::: Given entries

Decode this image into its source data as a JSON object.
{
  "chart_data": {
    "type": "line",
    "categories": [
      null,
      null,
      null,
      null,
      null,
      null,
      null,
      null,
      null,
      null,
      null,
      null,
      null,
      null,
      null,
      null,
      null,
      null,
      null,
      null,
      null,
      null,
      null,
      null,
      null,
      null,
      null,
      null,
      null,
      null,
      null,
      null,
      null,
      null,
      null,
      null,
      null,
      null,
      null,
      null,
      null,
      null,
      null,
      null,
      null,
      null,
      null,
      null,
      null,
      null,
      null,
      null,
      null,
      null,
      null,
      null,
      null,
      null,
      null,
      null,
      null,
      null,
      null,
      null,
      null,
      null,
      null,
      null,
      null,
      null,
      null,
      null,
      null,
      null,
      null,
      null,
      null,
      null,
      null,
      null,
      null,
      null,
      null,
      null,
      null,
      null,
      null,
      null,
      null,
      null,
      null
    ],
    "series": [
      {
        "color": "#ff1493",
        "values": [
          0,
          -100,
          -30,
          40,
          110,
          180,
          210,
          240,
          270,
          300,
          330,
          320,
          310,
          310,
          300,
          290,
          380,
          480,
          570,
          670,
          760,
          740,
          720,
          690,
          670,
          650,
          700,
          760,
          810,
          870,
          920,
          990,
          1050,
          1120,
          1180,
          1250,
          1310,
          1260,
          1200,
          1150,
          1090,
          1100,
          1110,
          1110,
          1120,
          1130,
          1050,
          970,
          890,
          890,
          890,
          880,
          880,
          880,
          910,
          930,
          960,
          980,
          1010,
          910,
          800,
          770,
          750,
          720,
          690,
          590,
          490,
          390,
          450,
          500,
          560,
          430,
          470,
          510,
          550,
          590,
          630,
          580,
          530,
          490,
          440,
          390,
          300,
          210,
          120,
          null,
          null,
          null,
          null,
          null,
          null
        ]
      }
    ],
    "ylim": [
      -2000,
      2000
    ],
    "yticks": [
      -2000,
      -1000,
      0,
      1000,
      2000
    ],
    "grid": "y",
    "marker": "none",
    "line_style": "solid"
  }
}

::::::

◆ **Problem description**
Show the data once more, exactly as it was written.

◆ **Written answer**
Decode this image into its source data as a JSON object.
{
  "chart_data": {
    "type": "line",
    "categories": [
      null,
      null,
      null,
      null,
      null,
      null,
      null,
      null,
      null,
      null,
      null,
      null,
      null,
      null,
      null,
      null,
      null,
      null,
      null,
      null,
      null,
      null,
      null,
      null,
      null,
      null,
      null,
      null,
      null,
      null,
      null,
      null,
      null,
      null,
      null,
      null,
      null,
      null,
      null,
      null,
      null,
      null,
      null,
      null,
      null,
      null,
      null,
      null,
      null,
      null,
      null,
      null,
      null,
      null,
      null,
      null,
      null,
      null,
      null,
      null,
      null,
      null,
      null,
      null,
      null,
      null,
      null,
      null,
      null,
      null,
      null,
      null,
      null,
      null,
      null,
      null,
      null,
      null,
      null,
      null,
      null,
      null,
      null,
      null,
      null,
      null,
      null,
      null,
      null,
      null,
      null
    ],
    "series": [
      {
        "color": "#ff1493",
        "values": [
          0,
          -100,
          -30,
          40,
          110,
          180,
          210,
          240,
          270,
          300,
          330,
          320,
          310,
          310,
          300,
          290,
          380,
          480,
          570,
          670,
          760,
          740,
          720,
          690,
          670,
          650,
          700,
          760,
          810,
          870,
          920,
          990,
          1050,
          1120,
          1180,
          1250,
          1310,
          1260,
          1200,
          1150,
          1090,
          1100,
          1110,
          1110,
          1120,
          1130,
          1050,
          970,
          890,
          890,
          890,
          880,
          880,
          880,
          910,
          930,
          960,
          980,
          1010,
          910,
          800,
          770,
          750,
          720,
          690,
          590,
          490,
          390,
          450,
          500,
          560,
          430,
          470,
          510,
          550,
          590,
          630,
          580,
          530,
          490,
          440,
          390,
          300,
          210,
          120,
          null,
          null,
          null,
          null,
          null,
          null
        ]
      }
    ],
    "ylim": [
      -2000,
      2000
    ],
    "yticks": [
      -2000,
      -1000,
      0,
      1000,
      2000
    ],
    "grid": "y",
    "marker": "none",
    "line_style": "solid"
  }
}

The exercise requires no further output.